» **Task directions**:
Each line containing the word "TRƯỜNG" should be found and copied.

Structured figure records:
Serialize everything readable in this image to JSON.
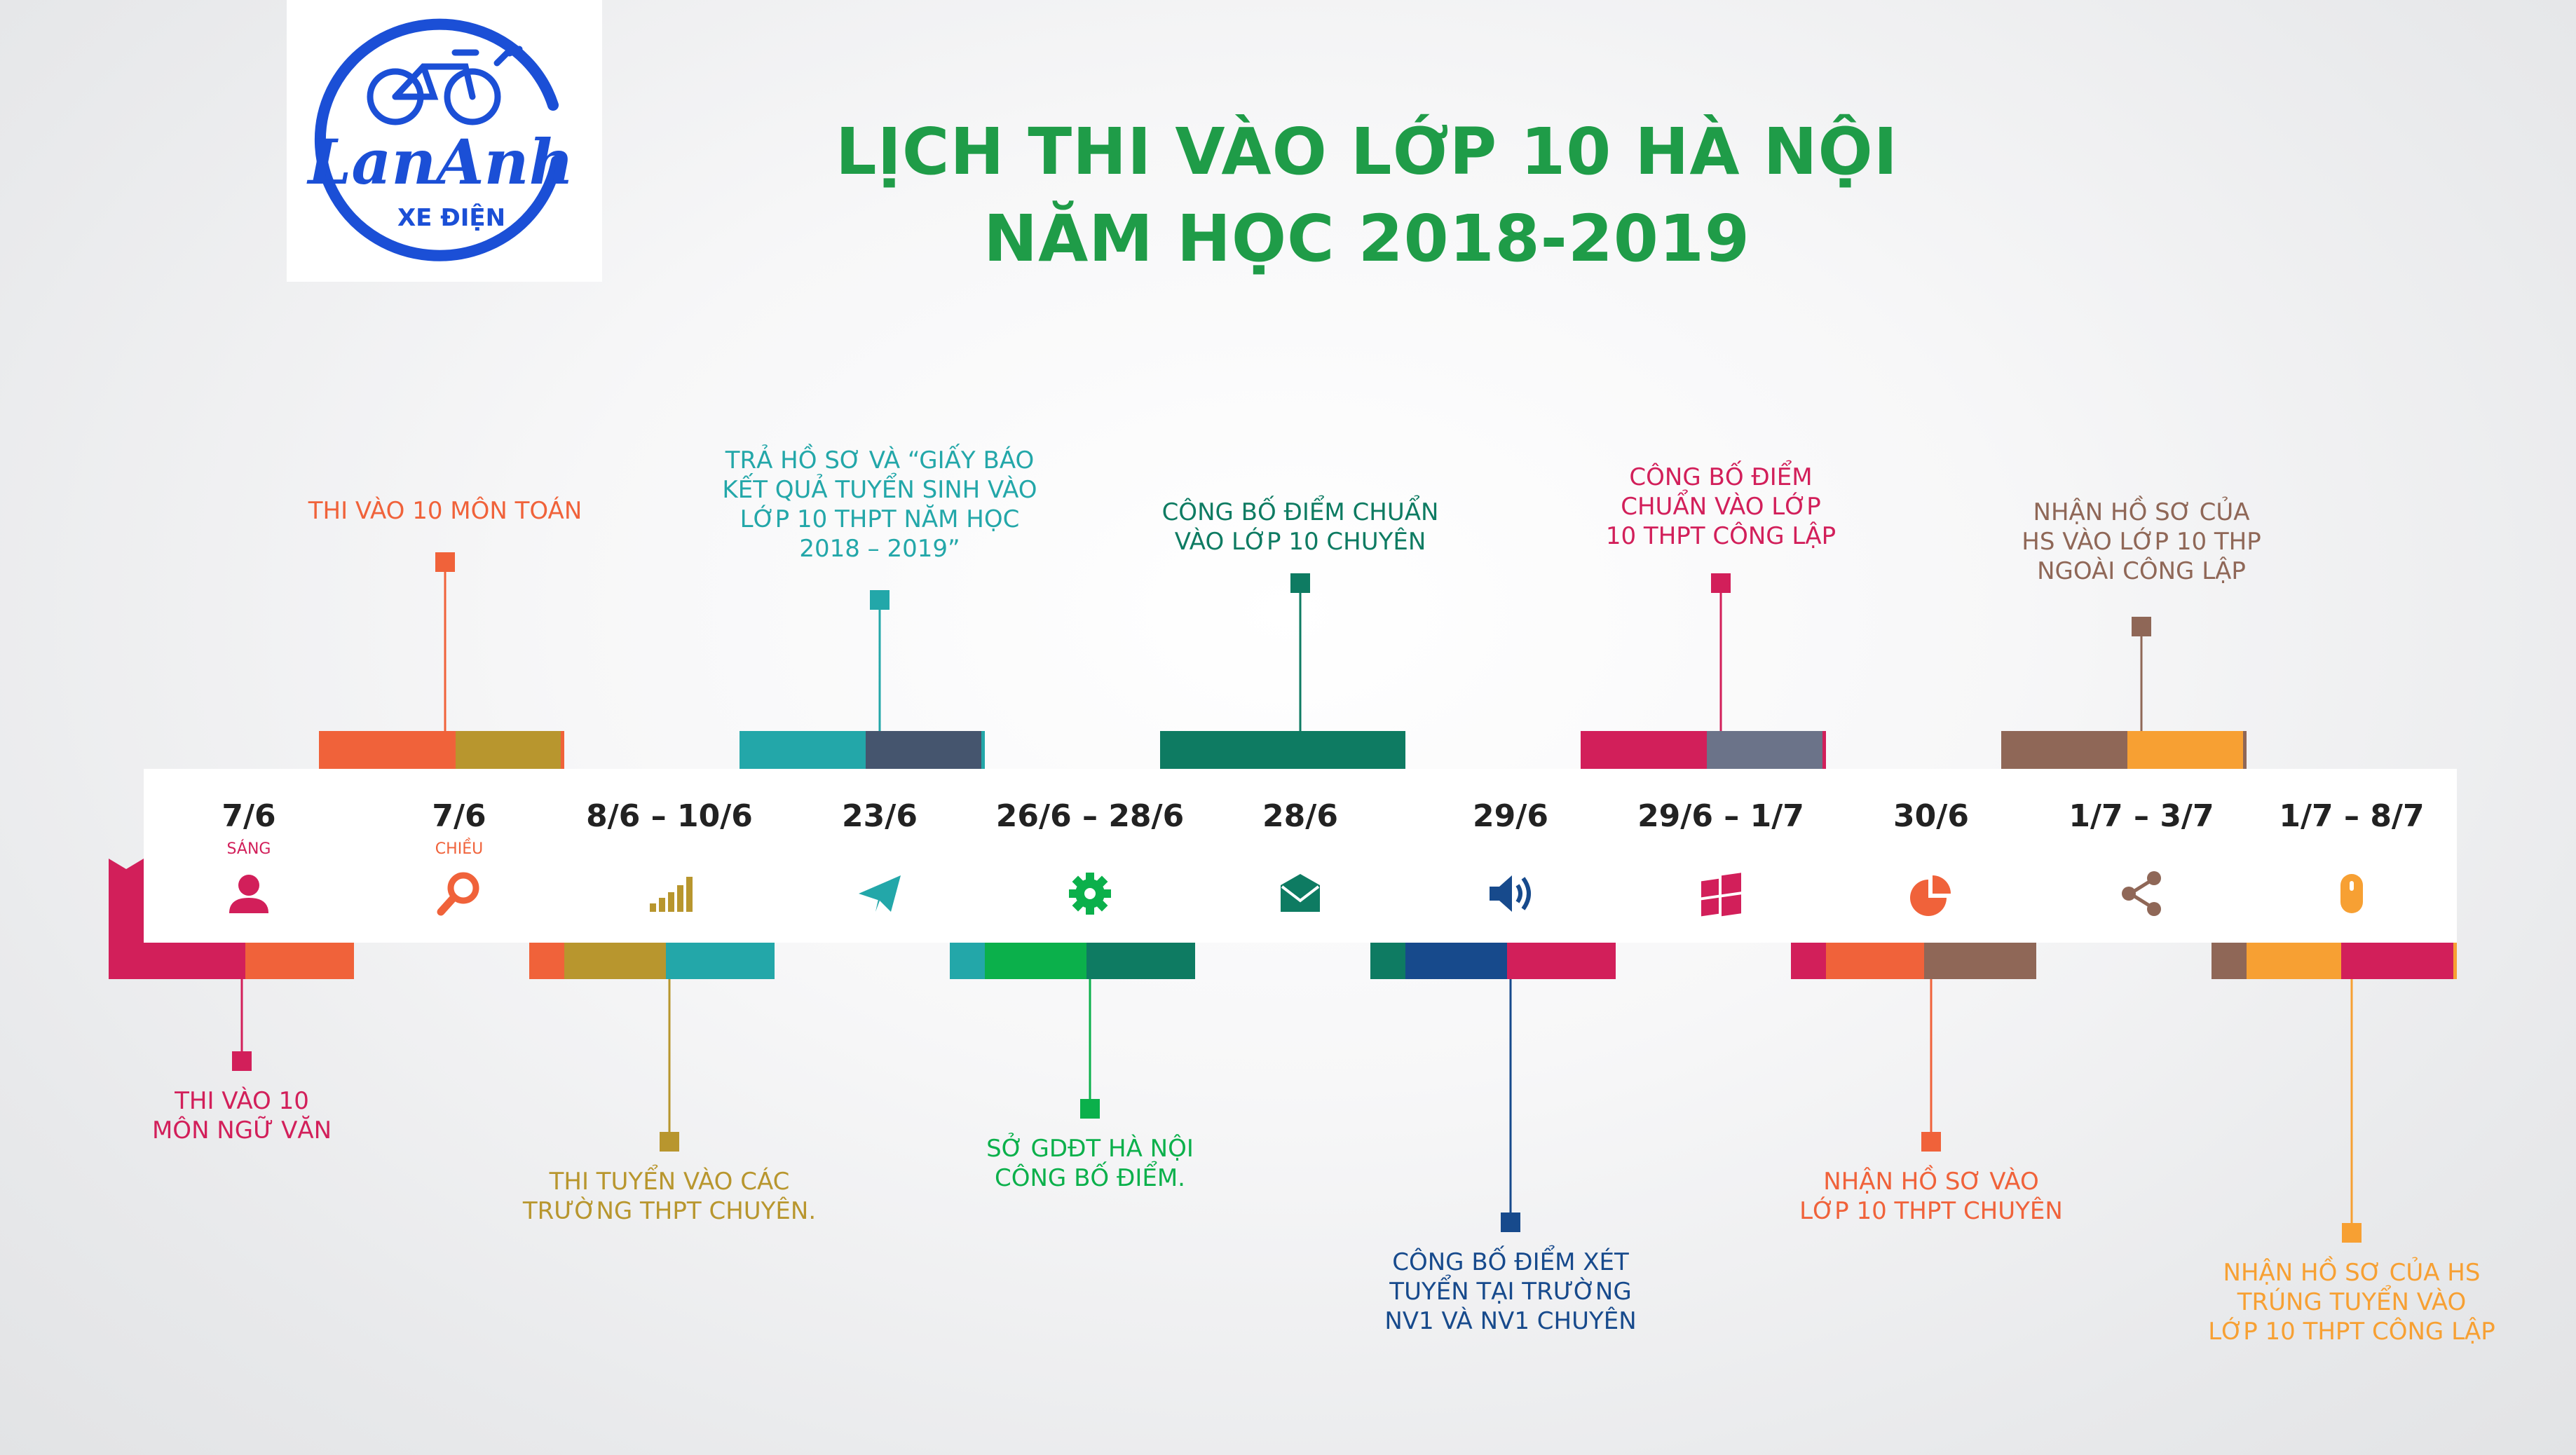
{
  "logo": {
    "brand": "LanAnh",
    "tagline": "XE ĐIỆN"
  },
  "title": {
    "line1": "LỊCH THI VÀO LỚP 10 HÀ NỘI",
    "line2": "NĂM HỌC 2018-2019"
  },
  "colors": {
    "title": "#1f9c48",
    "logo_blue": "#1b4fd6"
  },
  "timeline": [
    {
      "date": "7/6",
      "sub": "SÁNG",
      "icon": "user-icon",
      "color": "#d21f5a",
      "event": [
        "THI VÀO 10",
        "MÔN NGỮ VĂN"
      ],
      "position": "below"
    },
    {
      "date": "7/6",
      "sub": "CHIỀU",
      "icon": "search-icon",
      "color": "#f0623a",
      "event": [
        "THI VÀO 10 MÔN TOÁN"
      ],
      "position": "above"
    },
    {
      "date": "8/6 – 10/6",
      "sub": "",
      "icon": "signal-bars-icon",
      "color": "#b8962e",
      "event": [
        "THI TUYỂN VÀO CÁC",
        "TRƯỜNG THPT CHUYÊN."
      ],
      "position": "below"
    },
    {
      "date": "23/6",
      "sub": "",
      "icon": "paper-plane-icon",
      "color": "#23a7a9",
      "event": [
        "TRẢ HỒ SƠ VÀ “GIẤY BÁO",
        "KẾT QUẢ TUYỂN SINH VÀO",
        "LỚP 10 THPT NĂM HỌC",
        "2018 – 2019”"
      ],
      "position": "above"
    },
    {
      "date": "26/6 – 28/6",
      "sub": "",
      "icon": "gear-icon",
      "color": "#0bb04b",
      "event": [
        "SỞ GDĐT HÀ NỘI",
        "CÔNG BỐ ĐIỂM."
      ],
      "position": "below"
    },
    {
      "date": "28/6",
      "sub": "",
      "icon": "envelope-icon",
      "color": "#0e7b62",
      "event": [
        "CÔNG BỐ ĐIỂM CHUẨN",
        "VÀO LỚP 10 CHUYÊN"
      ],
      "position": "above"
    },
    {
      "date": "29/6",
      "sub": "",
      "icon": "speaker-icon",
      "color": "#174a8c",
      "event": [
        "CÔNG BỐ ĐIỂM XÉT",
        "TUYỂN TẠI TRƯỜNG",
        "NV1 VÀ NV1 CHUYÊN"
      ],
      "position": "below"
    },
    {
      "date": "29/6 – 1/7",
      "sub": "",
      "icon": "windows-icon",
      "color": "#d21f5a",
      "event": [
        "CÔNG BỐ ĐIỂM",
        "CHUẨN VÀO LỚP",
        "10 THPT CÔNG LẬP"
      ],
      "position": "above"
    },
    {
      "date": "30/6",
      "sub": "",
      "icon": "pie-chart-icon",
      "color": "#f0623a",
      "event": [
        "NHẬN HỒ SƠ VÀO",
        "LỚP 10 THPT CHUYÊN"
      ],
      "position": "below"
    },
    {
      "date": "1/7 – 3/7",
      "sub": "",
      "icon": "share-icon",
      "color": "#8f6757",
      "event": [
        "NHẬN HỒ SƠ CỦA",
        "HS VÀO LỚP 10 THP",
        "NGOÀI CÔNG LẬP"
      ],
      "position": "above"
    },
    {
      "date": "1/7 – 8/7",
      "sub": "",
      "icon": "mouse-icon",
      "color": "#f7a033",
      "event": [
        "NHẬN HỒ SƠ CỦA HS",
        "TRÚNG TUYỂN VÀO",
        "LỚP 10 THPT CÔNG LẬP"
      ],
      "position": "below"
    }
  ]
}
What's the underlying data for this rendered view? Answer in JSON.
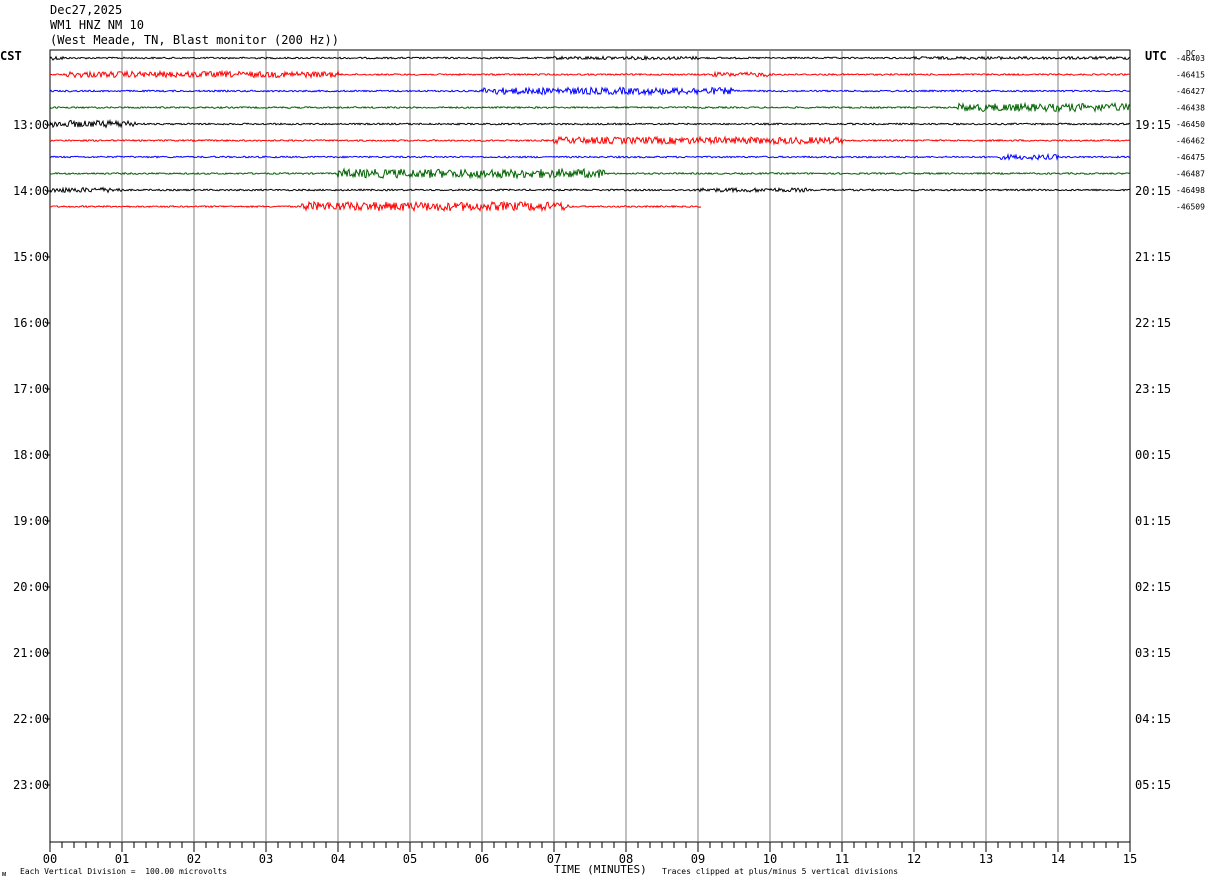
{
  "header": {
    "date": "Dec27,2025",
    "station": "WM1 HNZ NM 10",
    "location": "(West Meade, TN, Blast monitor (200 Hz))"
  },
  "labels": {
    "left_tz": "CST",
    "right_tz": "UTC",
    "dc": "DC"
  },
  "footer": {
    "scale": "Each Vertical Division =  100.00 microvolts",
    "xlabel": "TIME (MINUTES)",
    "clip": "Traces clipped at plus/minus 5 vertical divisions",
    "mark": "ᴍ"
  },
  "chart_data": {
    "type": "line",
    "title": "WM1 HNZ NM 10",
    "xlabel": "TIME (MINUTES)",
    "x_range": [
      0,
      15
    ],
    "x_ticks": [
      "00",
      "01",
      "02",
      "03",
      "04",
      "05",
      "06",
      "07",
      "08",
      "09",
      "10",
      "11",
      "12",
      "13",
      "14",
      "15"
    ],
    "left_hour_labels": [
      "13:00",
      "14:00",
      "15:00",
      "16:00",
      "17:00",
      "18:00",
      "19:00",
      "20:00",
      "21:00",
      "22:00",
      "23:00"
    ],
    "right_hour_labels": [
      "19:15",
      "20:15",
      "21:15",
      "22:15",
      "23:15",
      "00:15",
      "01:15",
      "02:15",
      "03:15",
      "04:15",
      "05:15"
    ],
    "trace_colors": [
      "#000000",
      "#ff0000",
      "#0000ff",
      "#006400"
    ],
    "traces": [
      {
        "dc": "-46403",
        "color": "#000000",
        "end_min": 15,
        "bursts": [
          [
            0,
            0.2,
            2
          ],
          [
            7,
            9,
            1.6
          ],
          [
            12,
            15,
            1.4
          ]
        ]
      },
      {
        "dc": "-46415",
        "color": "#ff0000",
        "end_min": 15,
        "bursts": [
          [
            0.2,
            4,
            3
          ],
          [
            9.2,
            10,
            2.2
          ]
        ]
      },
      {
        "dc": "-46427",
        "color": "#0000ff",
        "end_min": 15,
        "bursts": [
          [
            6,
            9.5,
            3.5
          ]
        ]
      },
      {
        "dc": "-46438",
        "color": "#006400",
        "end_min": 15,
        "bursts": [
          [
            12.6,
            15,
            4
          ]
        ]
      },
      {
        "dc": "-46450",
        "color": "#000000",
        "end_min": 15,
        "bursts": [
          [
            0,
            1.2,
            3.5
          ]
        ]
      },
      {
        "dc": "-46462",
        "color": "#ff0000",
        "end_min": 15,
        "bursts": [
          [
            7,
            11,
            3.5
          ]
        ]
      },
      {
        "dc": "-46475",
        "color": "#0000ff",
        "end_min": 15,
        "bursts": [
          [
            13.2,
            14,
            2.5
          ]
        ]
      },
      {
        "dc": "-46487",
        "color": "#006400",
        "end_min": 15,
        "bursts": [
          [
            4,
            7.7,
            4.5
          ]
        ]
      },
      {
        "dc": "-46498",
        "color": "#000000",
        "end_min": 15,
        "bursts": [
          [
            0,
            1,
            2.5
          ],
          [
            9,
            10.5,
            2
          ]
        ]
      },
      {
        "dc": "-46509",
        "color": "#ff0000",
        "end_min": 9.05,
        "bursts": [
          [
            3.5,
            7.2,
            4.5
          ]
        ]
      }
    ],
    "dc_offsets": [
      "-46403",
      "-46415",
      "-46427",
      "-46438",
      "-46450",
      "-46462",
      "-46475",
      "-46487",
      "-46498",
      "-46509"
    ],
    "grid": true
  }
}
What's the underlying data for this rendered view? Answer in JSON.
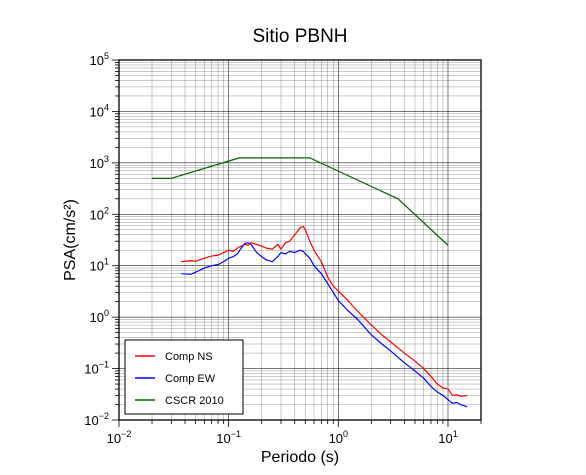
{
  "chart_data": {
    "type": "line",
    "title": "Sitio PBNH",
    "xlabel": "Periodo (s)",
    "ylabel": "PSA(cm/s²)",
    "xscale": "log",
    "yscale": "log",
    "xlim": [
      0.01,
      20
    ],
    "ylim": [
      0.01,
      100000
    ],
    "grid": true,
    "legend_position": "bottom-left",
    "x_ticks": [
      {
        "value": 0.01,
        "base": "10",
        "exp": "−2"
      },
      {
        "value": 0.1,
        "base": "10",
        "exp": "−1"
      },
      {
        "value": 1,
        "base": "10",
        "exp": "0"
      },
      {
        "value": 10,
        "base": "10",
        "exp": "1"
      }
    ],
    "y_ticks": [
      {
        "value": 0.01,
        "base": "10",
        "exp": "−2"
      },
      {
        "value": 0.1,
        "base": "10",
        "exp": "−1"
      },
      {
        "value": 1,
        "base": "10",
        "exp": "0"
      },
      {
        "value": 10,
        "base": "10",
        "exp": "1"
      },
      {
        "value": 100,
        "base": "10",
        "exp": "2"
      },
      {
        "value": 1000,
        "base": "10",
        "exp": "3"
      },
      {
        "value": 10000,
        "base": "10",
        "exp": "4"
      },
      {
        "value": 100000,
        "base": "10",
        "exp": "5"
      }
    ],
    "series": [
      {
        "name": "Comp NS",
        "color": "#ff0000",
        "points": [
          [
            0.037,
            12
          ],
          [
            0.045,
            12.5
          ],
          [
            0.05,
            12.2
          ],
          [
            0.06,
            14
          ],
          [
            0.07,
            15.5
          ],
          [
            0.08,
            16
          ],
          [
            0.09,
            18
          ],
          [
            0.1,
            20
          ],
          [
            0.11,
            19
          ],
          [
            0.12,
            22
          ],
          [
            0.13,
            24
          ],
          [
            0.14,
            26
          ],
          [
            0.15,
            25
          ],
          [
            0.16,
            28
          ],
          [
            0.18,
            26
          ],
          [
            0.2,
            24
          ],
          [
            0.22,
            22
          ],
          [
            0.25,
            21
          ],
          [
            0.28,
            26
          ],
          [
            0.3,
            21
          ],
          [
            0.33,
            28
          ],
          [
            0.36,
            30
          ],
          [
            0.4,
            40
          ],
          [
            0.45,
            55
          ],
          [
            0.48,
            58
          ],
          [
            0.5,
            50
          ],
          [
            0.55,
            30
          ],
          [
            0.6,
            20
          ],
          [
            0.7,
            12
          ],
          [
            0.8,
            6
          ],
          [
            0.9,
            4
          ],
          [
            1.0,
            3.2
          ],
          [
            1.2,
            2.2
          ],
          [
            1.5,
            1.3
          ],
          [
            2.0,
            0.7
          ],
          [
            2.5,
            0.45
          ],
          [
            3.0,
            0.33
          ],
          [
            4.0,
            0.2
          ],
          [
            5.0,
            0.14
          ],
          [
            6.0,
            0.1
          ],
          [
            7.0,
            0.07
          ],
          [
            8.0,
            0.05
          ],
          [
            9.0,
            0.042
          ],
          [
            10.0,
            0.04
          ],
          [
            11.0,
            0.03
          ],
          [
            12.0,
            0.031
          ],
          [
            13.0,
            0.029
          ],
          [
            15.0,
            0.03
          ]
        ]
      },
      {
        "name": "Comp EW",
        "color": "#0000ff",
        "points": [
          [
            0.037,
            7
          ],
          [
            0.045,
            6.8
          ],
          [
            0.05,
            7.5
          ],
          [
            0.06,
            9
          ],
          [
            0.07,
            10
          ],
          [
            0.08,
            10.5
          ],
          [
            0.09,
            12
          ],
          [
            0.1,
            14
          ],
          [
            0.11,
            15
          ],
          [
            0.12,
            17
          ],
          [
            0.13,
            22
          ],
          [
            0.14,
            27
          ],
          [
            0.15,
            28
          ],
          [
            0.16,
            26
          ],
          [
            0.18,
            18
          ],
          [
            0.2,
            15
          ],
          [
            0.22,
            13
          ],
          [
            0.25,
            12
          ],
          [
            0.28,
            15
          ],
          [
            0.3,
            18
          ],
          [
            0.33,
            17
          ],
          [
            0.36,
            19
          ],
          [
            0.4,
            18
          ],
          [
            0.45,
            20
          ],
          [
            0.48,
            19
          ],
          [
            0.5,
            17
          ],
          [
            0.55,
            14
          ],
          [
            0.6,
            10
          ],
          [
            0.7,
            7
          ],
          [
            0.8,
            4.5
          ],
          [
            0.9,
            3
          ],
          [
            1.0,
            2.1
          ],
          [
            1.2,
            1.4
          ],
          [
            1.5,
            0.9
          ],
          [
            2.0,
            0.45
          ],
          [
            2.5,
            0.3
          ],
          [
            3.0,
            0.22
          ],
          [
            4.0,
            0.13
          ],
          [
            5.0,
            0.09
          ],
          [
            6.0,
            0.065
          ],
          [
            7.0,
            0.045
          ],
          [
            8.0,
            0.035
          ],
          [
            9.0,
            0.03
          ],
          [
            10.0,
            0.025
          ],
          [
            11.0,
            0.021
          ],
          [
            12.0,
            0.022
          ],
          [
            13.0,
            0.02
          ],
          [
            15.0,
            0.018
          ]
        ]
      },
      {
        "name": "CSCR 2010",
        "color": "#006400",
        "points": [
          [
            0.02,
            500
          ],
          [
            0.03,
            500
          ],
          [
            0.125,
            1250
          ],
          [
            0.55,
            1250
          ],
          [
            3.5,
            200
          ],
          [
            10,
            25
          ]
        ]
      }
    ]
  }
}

» **Reply to the exercise**:
        "TRƯỜNG THPT CHUYÊN."
        "TUYỂN TẠI TRƯỜNG",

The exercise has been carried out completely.